THE TASK. In the data that follows, count the lines in which the word "HARD" occurs, and report that figure alone.

[Dataset records]
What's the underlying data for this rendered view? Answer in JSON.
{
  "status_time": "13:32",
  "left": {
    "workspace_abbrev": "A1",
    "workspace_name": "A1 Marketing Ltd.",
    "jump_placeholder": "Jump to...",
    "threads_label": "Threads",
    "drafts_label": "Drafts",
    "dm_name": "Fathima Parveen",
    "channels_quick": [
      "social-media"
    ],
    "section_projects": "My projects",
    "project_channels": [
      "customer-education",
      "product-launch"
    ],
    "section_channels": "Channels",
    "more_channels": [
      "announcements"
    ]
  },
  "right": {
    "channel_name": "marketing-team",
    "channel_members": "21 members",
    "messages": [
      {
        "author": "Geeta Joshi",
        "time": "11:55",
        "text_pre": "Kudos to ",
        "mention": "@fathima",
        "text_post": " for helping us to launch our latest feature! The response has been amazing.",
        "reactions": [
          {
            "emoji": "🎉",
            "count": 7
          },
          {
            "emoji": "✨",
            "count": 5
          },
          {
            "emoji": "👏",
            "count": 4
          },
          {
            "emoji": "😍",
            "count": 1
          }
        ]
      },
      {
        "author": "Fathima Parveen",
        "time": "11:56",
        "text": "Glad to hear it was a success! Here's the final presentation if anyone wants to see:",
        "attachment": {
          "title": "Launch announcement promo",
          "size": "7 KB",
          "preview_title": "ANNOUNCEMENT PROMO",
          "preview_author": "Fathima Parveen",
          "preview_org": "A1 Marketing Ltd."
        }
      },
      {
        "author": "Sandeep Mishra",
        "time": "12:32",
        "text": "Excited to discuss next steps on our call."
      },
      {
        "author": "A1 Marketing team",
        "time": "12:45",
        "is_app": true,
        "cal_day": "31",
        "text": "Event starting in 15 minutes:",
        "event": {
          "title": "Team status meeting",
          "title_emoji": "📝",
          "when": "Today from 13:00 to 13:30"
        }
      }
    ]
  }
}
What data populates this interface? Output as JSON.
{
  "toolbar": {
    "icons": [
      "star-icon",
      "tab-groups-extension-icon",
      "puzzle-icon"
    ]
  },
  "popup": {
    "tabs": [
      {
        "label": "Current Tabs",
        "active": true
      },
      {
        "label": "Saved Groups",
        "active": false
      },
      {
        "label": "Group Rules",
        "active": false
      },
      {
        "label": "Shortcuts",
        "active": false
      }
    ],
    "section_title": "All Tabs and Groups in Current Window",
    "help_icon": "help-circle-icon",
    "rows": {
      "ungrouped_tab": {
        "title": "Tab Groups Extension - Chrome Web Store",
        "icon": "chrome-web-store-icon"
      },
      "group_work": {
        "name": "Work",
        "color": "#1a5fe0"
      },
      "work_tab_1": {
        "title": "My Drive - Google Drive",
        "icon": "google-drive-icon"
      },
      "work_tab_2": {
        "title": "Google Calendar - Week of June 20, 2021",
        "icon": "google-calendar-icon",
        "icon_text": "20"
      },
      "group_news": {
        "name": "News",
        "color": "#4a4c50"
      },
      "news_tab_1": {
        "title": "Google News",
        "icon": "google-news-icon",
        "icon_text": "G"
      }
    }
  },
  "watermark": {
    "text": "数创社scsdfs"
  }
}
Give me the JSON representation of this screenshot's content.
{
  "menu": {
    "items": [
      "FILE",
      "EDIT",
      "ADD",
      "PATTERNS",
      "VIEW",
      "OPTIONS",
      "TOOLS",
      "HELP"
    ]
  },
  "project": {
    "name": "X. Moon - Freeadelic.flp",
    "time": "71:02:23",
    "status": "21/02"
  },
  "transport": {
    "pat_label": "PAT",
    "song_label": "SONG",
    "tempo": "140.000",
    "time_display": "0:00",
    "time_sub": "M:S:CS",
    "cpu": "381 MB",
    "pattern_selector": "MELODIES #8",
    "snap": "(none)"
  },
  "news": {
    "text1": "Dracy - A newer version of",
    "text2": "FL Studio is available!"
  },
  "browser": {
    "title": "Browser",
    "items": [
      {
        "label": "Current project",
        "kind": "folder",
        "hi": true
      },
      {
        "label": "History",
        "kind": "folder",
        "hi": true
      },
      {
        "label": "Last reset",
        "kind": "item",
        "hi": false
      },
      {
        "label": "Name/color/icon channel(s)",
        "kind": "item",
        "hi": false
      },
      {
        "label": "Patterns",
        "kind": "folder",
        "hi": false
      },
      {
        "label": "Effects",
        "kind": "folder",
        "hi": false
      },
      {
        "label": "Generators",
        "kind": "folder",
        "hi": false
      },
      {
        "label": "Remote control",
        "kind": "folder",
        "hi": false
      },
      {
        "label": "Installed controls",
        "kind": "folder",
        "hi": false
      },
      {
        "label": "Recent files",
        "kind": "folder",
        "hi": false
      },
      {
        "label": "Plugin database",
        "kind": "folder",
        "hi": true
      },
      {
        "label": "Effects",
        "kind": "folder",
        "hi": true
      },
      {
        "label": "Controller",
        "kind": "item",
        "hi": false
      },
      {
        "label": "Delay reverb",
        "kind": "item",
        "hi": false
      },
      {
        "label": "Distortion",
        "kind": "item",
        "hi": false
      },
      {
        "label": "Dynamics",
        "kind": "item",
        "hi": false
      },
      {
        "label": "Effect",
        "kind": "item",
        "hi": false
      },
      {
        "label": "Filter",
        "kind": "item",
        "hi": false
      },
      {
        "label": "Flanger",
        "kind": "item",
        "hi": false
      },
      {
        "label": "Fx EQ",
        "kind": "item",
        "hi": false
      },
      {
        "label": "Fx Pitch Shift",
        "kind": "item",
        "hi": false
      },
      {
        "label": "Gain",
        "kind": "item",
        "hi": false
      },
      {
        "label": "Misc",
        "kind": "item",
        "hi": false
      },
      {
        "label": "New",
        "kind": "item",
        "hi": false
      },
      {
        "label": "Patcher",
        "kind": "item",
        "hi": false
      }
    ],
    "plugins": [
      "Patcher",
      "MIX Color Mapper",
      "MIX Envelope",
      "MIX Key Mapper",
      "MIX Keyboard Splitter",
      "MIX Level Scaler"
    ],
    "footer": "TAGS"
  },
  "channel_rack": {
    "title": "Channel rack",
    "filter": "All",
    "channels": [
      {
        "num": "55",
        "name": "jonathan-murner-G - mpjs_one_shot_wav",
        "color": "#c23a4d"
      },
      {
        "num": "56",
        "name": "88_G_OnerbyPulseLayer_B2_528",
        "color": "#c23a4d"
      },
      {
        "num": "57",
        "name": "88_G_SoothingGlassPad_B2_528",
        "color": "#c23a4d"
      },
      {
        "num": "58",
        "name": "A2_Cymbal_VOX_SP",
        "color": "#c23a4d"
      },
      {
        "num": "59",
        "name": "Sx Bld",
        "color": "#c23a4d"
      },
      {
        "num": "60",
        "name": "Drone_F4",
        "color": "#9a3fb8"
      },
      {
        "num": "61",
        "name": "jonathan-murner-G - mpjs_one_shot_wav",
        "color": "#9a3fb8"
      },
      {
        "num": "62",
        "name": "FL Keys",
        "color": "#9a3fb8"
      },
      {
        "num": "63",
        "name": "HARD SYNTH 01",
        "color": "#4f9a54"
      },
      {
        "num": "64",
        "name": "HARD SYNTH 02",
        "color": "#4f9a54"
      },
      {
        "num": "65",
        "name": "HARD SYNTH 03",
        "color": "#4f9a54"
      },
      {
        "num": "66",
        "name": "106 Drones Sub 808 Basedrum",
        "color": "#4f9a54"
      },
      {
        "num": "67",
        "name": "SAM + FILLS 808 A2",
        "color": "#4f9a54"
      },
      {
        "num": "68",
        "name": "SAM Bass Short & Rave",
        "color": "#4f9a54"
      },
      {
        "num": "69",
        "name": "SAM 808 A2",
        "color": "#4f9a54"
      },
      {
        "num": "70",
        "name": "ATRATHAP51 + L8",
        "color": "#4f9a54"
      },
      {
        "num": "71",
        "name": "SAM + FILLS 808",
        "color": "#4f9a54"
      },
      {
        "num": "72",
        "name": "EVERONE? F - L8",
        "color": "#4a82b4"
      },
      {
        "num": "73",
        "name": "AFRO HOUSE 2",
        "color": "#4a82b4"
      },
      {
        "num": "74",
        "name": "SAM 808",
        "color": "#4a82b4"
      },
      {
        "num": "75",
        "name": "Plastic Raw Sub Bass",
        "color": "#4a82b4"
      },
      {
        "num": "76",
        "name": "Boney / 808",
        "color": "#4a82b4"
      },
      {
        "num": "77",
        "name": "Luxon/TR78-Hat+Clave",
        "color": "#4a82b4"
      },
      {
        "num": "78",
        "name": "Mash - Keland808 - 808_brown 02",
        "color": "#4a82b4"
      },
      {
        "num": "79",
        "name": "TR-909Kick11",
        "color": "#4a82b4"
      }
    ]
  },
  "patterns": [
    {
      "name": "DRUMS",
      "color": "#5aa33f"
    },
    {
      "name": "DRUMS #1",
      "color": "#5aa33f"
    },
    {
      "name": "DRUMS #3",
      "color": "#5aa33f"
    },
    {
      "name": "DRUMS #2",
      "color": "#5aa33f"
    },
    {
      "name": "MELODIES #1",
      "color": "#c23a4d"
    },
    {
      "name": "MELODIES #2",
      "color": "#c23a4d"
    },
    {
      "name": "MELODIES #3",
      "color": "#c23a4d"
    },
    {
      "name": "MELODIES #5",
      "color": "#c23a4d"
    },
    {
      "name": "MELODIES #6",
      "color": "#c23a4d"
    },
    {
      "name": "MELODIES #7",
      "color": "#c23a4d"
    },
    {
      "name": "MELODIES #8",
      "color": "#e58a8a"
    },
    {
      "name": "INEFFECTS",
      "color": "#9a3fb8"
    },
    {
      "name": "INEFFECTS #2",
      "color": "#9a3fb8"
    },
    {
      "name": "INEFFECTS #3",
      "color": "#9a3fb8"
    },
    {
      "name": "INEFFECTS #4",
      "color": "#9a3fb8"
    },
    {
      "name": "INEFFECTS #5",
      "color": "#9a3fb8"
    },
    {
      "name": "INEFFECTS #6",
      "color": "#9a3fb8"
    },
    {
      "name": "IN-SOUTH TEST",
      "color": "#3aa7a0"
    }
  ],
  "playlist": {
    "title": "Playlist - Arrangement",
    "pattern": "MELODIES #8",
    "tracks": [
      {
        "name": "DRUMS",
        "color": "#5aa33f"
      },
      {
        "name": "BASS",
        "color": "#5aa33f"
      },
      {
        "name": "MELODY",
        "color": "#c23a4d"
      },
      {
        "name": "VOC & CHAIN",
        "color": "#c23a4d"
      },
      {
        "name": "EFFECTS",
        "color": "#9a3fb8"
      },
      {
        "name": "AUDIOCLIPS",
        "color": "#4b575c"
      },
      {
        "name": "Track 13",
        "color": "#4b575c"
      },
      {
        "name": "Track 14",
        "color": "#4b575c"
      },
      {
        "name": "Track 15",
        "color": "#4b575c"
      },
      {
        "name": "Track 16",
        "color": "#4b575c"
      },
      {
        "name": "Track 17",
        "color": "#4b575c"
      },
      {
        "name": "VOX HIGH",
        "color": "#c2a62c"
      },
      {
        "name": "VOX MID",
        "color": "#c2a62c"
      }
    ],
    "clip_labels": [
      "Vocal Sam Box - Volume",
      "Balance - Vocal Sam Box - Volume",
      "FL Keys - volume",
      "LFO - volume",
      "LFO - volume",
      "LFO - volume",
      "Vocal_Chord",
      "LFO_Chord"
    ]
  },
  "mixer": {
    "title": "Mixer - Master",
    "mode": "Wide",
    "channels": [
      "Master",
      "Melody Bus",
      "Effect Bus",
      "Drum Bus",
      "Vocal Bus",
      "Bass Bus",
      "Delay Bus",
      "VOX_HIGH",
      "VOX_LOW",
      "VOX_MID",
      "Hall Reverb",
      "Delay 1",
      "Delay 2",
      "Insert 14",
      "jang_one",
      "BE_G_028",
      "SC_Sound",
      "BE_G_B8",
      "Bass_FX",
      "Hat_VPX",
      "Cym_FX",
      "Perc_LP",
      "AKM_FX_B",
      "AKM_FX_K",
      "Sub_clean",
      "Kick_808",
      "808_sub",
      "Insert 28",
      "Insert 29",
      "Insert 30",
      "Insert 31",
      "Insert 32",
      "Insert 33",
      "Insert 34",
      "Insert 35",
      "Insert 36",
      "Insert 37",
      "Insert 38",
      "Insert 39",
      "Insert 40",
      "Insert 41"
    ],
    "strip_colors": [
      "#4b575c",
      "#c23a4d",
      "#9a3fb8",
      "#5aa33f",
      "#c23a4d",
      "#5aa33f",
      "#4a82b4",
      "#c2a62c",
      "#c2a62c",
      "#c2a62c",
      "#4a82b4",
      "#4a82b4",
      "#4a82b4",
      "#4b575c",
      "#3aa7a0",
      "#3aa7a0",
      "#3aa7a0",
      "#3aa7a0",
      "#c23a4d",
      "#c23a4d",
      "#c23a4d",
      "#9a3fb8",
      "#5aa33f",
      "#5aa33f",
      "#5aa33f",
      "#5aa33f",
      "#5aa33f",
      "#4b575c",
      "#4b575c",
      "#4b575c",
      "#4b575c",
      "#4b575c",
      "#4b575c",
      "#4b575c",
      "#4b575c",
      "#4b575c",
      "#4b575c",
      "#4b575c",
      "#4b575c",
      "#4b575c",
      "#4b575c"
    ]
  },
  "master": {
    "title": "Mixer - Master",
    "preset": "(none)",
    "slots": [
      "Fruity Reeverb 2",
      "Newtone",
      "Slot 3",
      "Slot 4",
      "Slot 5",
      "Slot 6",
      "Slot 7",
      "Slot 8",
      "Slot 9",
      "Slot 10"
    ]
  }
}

CORRECT RESULT. 3